>>>

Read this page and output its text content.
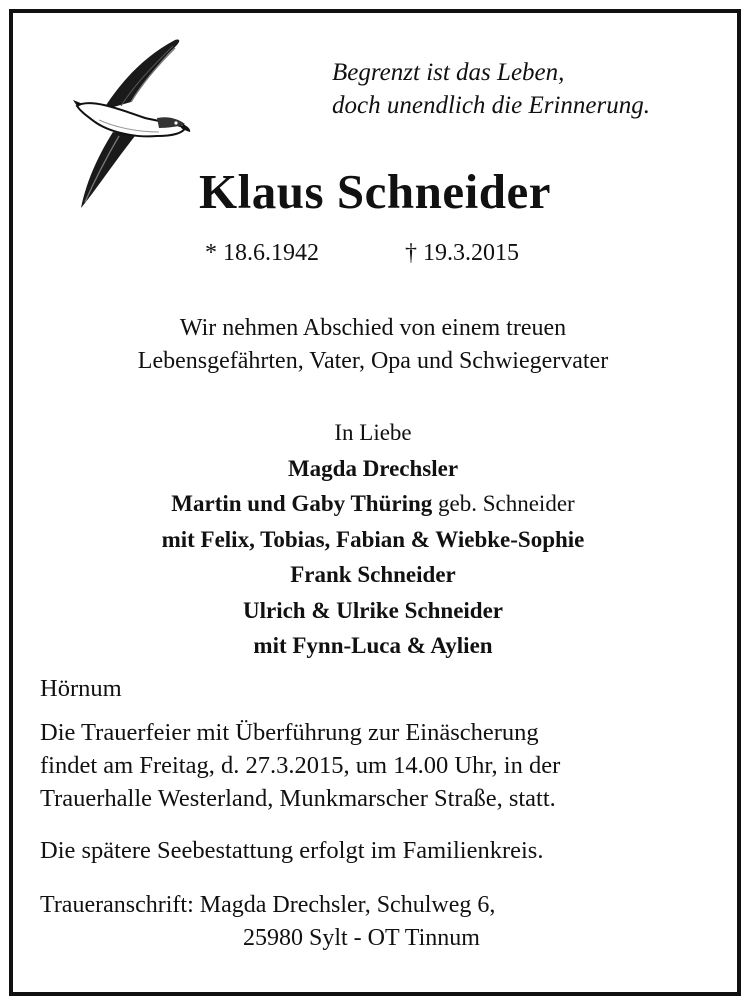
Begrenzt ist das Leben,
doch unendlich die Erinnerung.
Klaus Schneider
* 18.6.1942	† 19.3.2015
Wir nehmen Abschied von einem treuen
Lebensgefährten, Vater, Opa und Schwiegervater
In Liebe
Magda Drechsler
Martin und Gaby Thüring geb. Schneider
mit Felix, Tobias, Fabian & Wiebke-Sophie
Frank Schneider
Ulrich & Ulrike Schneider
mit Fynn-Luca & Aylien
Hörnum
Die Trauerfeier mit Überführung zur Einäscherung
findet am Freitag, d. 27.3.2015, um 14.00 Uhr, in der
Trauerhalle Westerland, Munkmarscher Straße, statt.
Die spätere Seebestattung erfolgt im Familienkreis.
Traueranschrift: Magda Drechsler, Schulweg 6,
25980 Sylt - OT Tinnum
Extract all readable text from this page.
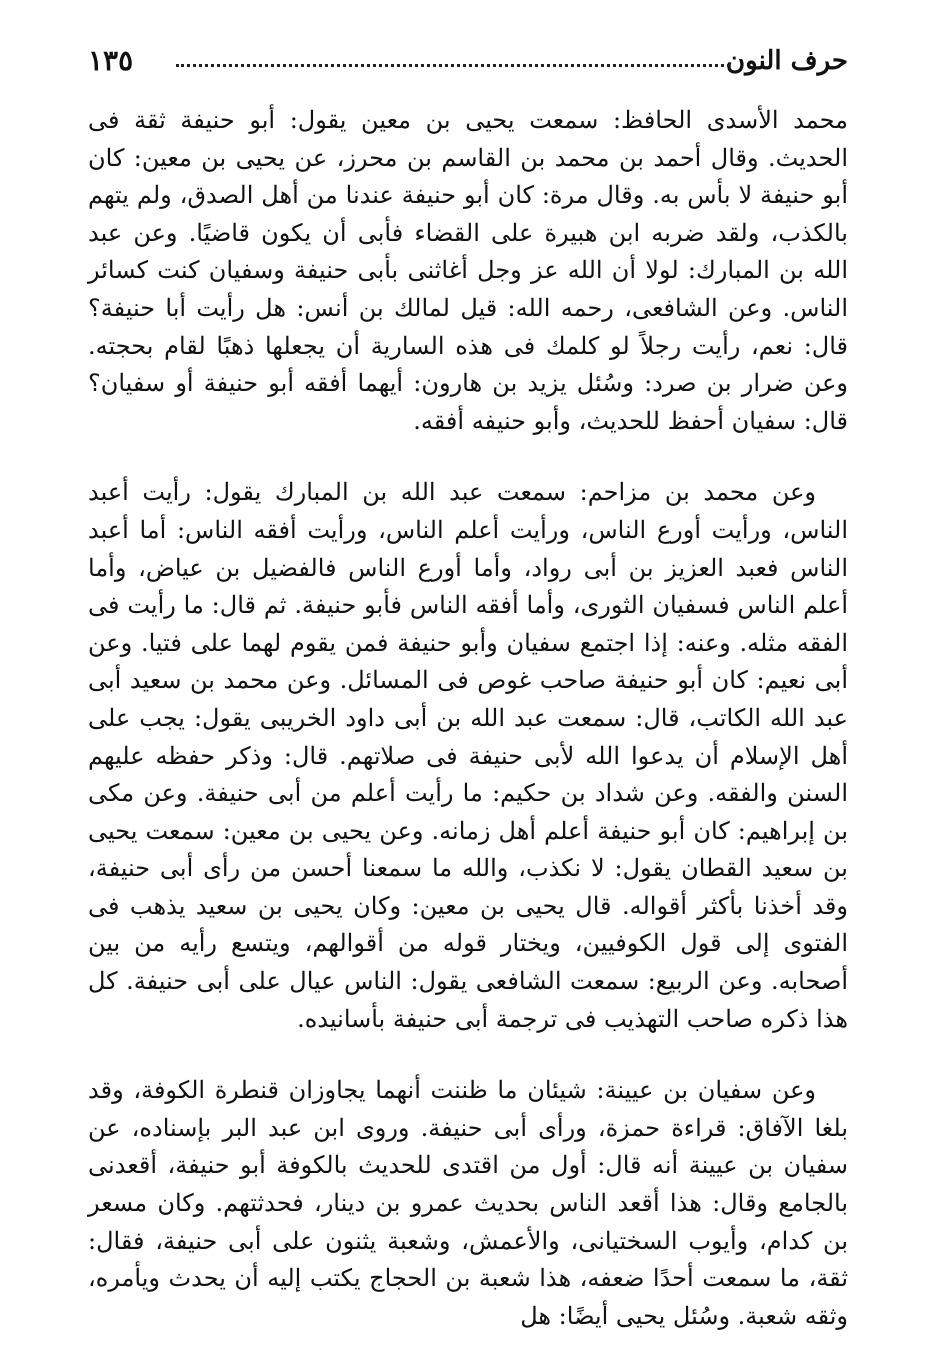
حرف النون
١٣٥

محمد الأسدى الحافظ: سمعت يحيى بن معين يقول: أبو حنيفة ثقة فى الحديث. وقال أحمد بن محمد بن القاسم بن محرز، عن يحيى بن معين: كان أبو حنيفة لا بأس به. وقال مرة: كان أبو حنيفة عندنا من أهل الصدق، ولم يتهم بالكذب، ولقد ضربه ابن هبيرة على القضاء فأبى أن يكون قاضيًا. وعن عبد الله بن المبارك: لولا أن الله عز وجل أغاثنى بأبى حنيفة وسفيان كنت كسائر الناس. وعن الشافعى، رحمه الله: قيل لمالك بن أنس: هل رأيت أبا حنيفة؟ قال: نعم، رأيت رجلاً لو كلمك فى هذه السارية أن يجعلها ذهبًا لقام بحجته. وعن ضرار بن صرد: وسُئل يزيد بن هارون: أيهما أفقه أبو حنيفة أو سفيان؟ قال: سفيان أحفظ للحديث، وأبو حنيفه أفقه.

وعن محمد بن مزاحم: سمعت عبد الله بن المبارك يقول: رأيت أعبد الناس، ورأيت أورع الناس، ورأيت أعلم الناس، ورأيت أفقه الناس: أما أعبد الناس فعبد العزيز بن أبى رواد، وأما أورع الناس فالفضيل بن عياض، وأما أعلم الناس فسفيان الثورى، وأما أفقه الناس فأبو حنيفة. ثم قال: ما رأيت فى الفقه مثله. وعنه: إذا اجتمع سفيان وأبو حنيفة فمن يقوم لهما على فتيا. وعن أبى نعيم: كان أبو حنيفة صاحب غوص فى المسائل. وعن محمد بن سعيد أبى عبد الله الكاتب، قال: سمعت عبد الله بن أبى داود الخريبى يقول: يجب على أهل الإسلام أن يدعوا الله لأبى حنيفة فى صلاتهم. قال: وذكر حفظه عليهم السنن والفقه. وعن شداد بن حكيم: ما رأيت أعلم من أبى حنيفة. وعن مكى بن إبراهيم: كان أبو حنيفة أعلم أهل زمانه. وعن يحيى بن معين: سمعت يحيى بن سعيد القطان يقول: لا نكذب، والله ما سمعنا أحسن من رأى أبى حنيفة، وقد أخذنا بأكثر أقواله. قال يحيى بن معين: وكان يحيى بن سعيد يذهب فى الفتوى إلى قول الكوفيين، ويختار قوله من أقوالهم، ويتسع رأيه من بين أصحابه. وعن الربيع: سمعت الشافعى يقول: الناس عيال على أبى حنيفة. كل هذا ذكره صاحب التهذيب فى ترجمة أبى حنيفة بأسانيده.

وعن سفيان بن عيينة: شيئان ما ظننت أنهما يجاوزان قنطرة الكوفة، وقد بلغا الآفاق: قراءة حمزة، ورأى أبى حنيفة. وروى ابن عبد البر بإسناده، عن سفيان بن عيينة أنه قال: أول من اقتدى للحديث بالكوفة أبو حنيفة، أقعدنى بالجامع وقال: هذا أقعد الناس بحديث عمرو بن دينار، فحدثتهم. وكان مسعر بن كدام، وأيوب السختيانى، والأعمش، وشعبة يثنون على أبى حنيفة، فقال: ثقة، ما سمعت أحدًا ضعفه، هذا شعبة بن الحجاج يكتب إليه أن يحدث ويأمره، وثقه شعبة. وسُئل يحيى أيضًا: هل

<<<

• **To be done**
Each record must be quoted in full and exactly. Do not include the pictures.

• **Completed exercise**
Read this page and output its text content.
Begrenzt ist das Leben,
doch unendlich die Erinnerung.
Klaus Schneider
* 18.6.1942	† 19.3.2015
Wir nehmen Abschied von einem treuen
Lebensgefährten, Vater, Opa und Schwiegervater
In Liebe
Magda Drechsler
Martin und Gaby Thüring geb. Schneider
mit Felix, Tobias, Fabian & Wiebke-Sophie
Frank Schneider
Ulrich & Ulrike Schneider
mit Fynn-Luca & Aylien
Hörnum
Die Trauerfeier mit Überführung zur Einäscherung
findet am Freitag, d. 27.3.2015, um 14.00 Uhr, in der
Trauerhalle Westerland, Munkmarscher Straße, statt.
Die spätere Seebestattung erfolgt im Familienkreis.
Traueranschrift: Magda Drechsler, Schulweg 6,
25980 Sylt - OT Tinnum
Extract all readable text from this page.
حرف النون
١٣٥

محمد الأسدى الحافظ: سمعت يحيى بن معين يقول: أبو حنيفة ثقة فى الحديث. وقال أحمد بن محمد بن القاسم بن محرز، عن يحيى بن معين: كان أبو حنيفة لا بأس به. وقال مرة: كان أبو حنيفة عندنا من أهل الصدق، ولم يتهم بالكذب، ولقد ضربه ابن هبيرة على القضاء فأبى أن يكون قاضيًا. وعن عبد الله بن المبارك: لولا أن الله عز وجل أغاثنى بأبى حنيفة وسفيان كنت كسائر الناس. وعن الشافعى، رحمه الله: قيل لمالك بن أنس: هل رأيت أبا حنيفة؟ قال: نعم، رأيت رجلاً لو كلمك فى هذه السارية أن يجعلها ذهبًا لقام بحجته. وعن ضرار بن صرد: وسُئل يزيد بن هارون: أيهما أفقه أبو حنيفة أو سفيان؟ قال: سفيان أحفظ للحديث، وأبو حنيفه أفقه.

وعن محمد بن مزاحم: سمعت عبد الله بن المبارك يقول: رأيت أعبد الناس، ورأيت أورع الناس، ورأيت أعلم الناس، ورأيت أفقه الناس: أما أعبد الناس فعبد العزيز بن أبى رواد، وأما أورع الناس فالفضيل بن عياض، وأما أعلم الناس فسفيان الثورى، وأما أفقه الناس فأبو حنيفة. ثم قال: ما رأيت فى الفقه مثله. وعنه: إذا اجتمع سفيان وأبو حنيفة فمن يقوم لهما على فتيا. وعن أبى نعيم: كان أبو حنيفة صاحب غوص فى المسائل. وعن محمد بن سعيد أبى عبد الله الكاتب، قال: سمعت عبد الله بن أبى داود الخريبى يقول: يجب على أهل الإسلام أن يدعوا الله لأبى حنيفة فى صلاتهم. قال: وذكر حفظه عليهم السنن والفقه. وعن شداد بن حكيم: ما رأيت أعلم من أبى حنيفة. وعن مكى بن إبراهيم: كان أبو حنيفة أعلم أهل زمانه. وعن يحيى بن معين: سمعت يحيى بن سعيد القطان يقول: لا نكذب، والله ما سمعنا أحسن من رأى أبى حنيفة، وقد أخذنا بأكثر أقواله. قال يحيى بن معين: وكان يحيى بن سعيد يذهب فى الفتوى إلى قول الكوفيين، ويختار قوله من أقوالهم، ويتسع رأيه من بين أصحابه. وعن الربيع: سمعت الشافعى يقول: الناس عيال على أبى حنيفة. كل هذا ذكره صاحب التهذيب فى ترجمة أبى حنيفة بأسانيده.

وعن سفيان بن عيينة: شيئان ما ظننت أنهما يجاوزان قنطرة الكوفة، وقد بلغا الآفاق: قراءة حمزة، ورأى أبى حنيفة. وروى ابن عبد البر بإسناده، عن سفيان بن عيينة أنه قال: أول من اقتدى للحديث بالكوفة أبو حنيفة، أقعدنى بالجامع وقال: هذا أقعد الناس بحديث عمرو بن دينار، فحدثتهم. وكان مسعر بن كدام، وأيوب السختيانى، والأعمش، وشعبة يثنون على أبى حنيفة، فقال: ثقة، ما سمعت أحدًا ضعفه، هذا شعبة بن الحجاج يكتب إليه أن يحدث ويأمره، وثقه شعبة. وسُئل يحيى أيضًا: هل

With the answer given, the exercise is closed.